_YOUR TASK_
Using the records that follow, copy every line containing the word "Meuleman".

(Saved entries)
▼

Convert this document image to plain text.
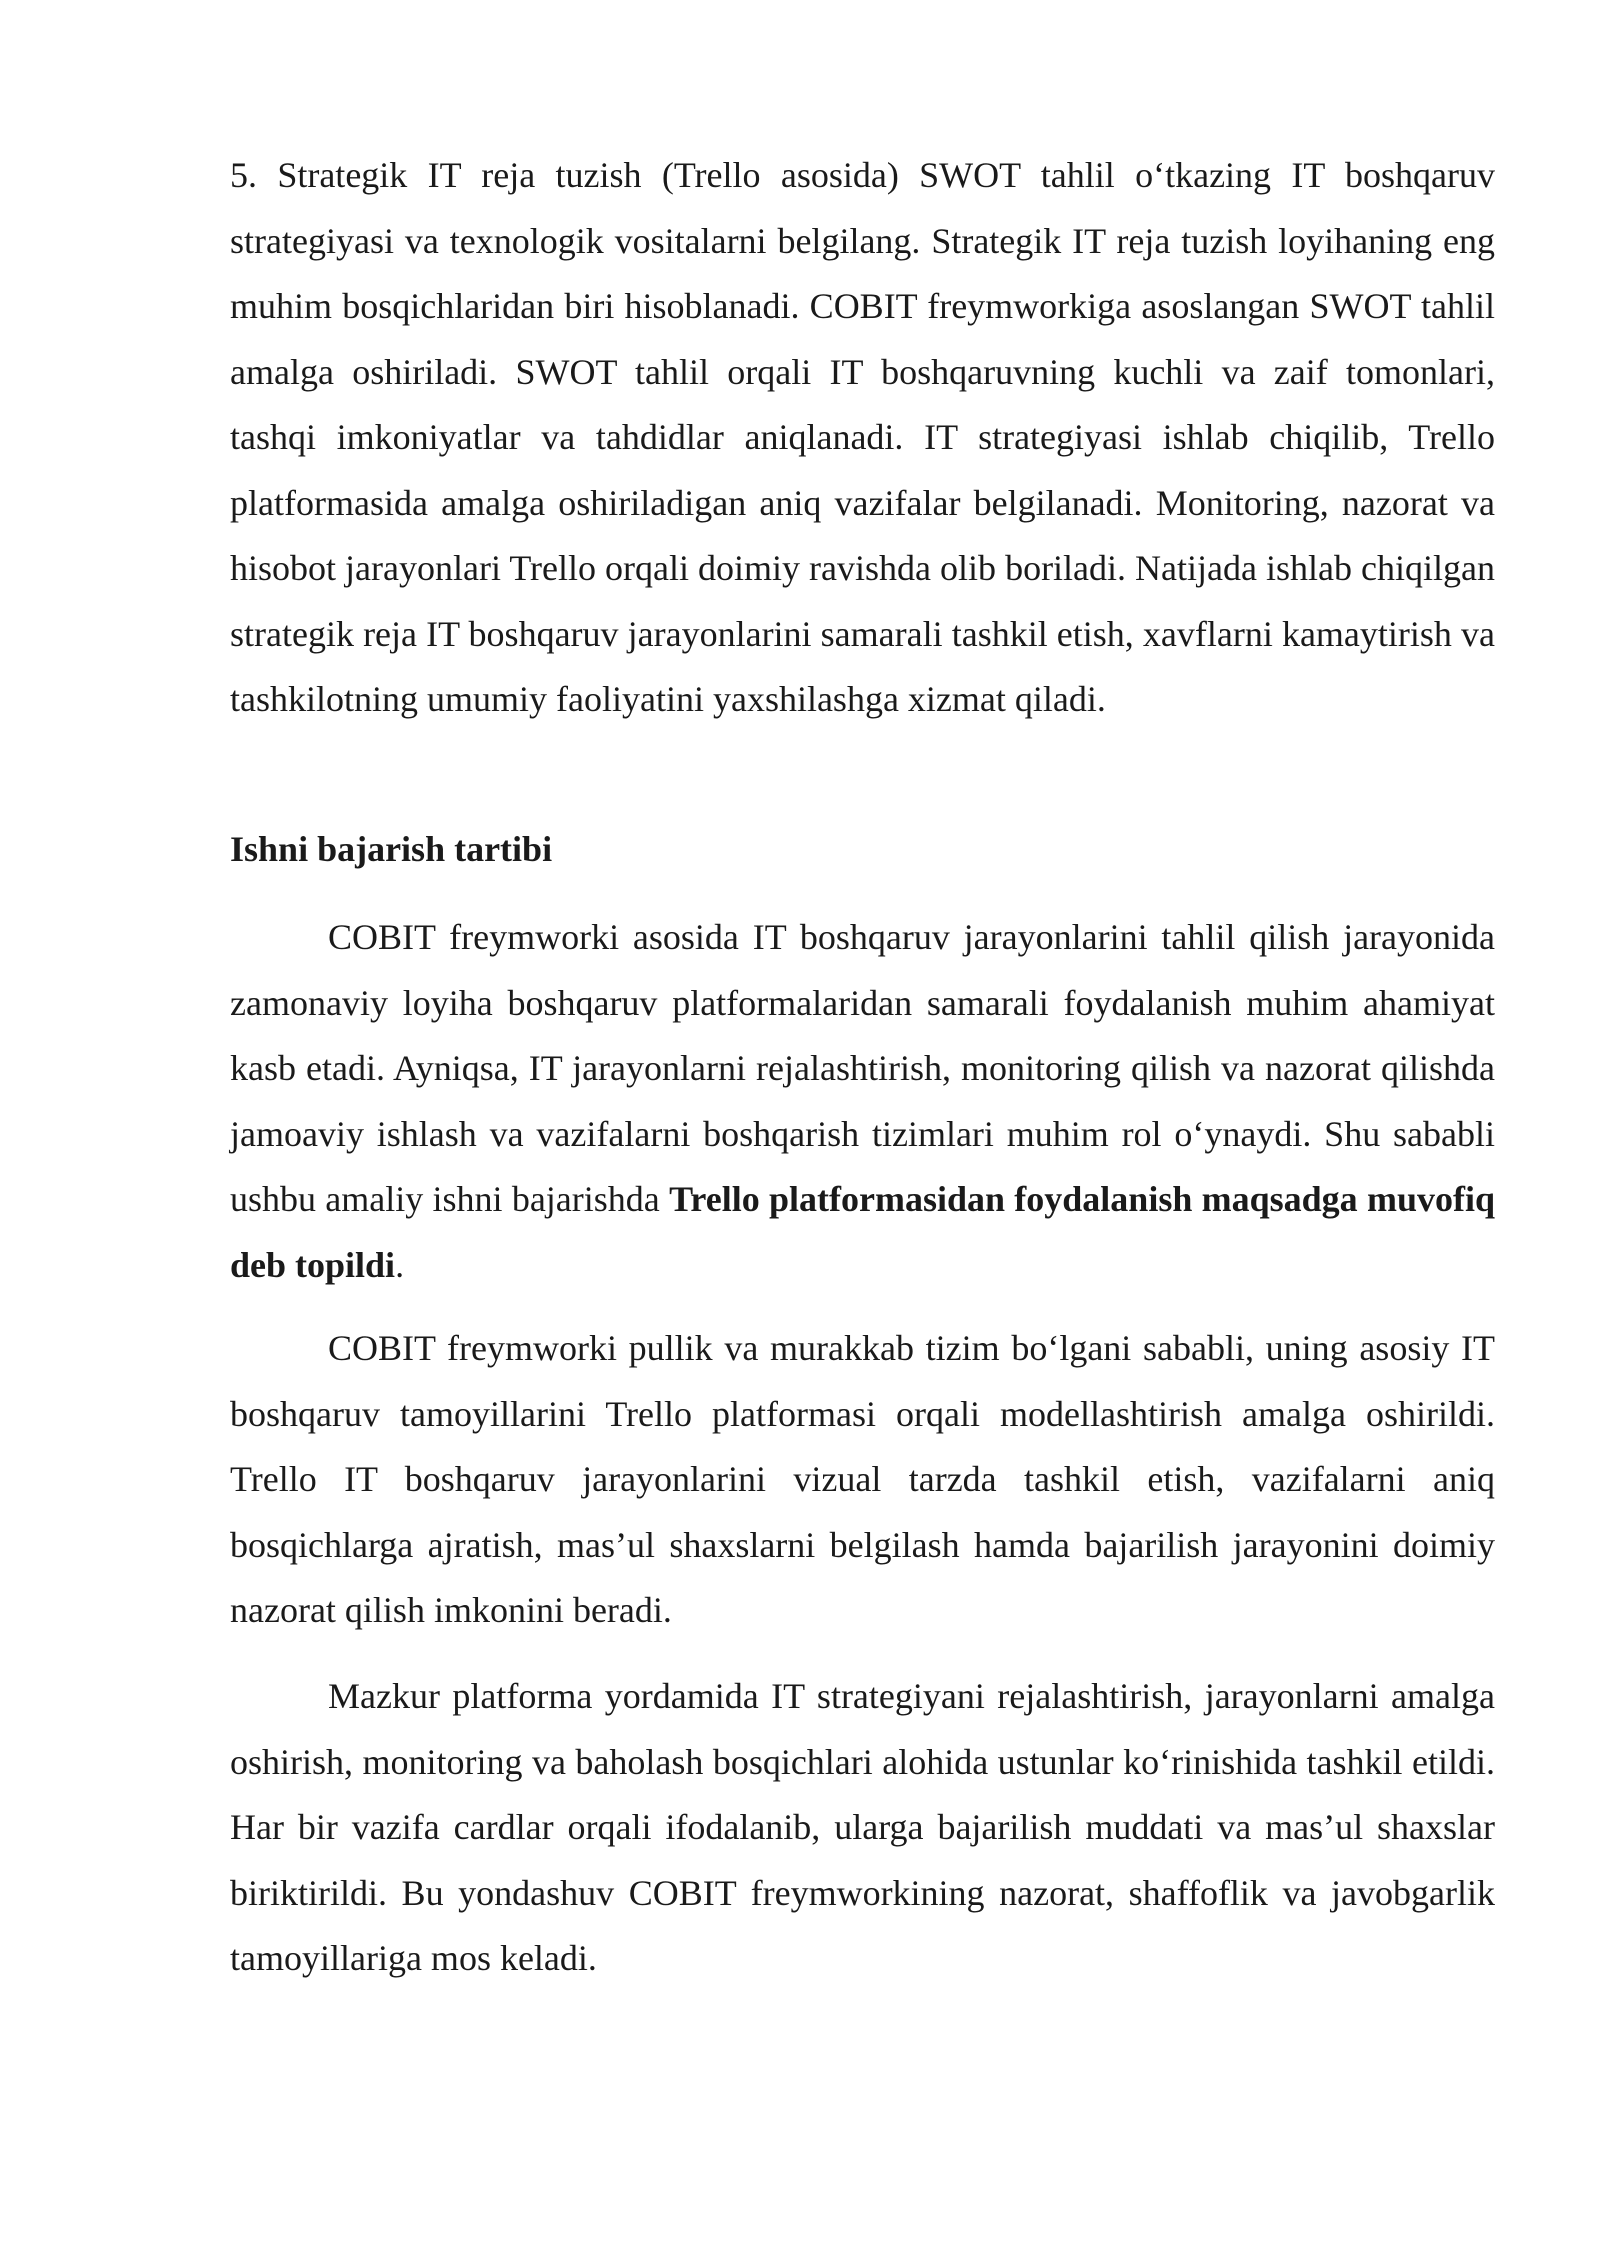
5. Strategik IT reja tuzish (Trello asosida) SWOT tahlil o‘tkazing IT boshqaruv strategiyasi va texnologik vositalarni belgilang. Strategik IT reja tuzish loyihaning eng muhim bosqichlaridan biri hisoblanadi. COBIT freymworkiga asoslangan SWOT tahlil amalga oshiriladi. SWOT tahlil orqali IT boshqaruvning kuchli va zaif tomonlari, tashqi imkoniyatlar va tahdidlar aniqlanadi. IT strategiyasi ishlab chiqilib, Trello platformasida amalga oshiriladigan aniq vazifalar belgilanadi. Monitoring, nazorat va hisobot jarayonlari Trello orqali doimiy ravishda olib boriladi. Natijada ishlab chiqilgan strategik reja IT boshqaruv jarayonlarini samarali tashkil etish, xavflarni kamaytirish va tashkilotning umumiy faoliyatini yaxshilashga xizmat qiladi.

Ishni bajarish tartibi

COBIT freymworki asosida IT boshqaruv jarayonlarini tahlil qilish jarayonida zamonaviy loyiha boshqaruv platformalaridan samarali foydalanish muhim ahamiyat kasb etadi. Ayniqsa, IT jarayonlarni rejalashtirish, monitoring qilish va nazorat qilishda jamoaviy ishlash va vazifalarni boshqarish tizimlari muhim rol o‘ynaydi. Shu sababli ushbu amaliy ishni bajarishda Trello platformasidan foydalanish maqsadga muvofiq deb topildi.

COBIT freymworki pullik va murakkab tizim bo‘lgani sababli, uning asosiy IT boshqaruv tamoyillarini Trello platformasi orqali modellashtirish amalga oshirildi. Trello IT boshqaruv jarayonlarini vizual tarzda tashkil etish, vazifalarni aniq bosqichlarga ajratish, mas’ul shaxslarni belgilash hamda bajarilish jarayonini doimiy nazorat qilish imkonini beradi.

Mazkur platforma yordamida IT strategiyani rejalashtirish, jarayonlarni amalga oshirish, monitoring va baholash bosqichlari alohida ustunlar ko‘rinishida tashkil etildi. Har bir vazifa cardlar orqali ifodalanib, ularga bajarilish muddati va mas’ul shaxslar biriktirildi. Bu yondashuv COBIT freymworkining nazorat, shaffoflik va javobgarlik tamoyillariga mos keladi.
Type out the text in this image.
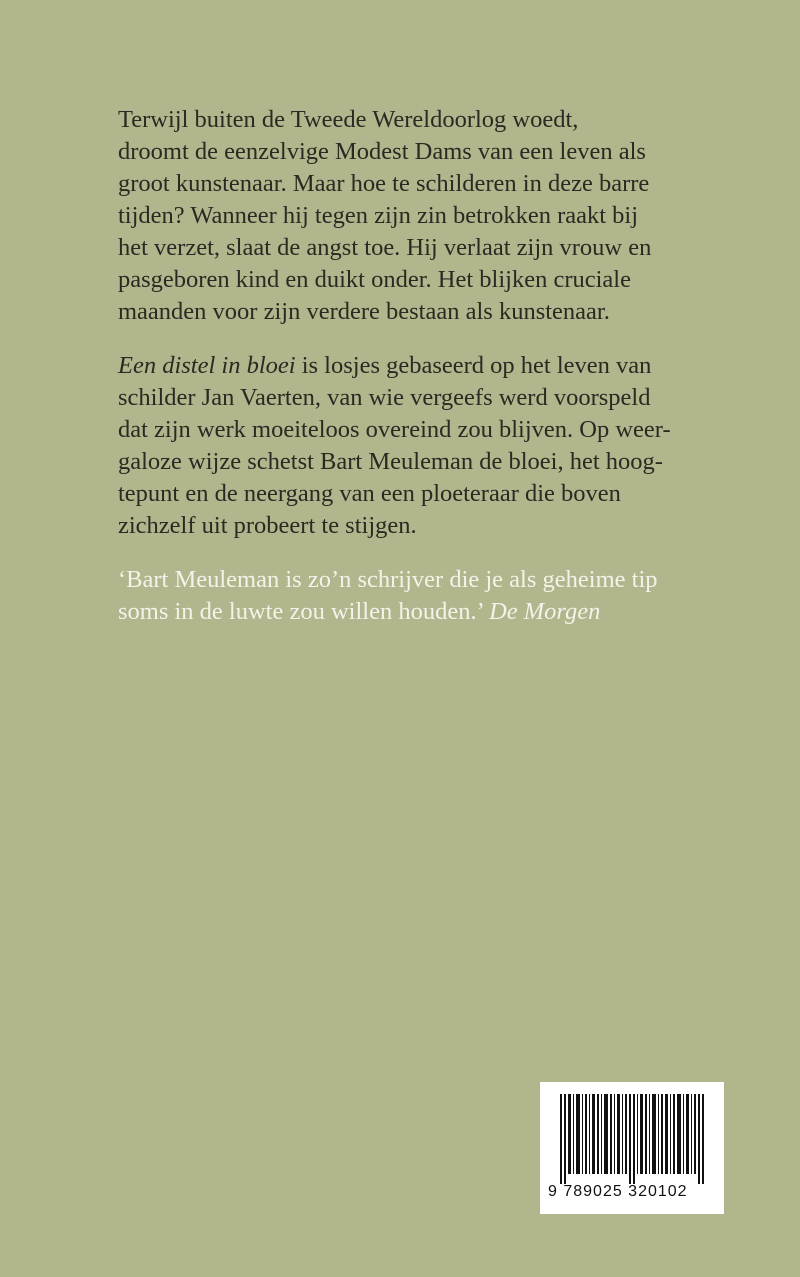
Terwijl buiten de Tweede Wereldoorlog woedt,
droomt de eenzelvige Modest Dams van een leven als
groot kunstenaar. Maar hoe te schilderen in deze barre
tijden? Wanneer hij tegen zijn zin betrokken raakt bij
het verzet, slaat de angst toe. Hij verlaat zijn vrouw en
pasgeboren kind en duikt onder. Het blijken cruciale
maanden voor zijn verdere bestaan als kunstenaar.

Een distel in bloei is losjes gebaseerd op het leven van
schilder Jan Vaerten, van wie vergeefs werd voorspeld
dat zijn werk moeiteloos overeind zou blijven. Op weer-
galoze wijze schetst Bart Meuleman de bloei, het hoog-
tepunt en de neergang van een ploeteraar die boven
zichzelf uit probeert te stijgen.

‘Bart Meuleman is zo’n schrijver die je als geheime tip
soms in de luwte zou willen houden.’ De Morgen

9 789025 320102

▲

_ANSWER IN FULL_
galoze wijze schetst Bart Meuleman de bloei, het hoog-
‘Bart Meuleman is zo’n schrijver die je als geheime tip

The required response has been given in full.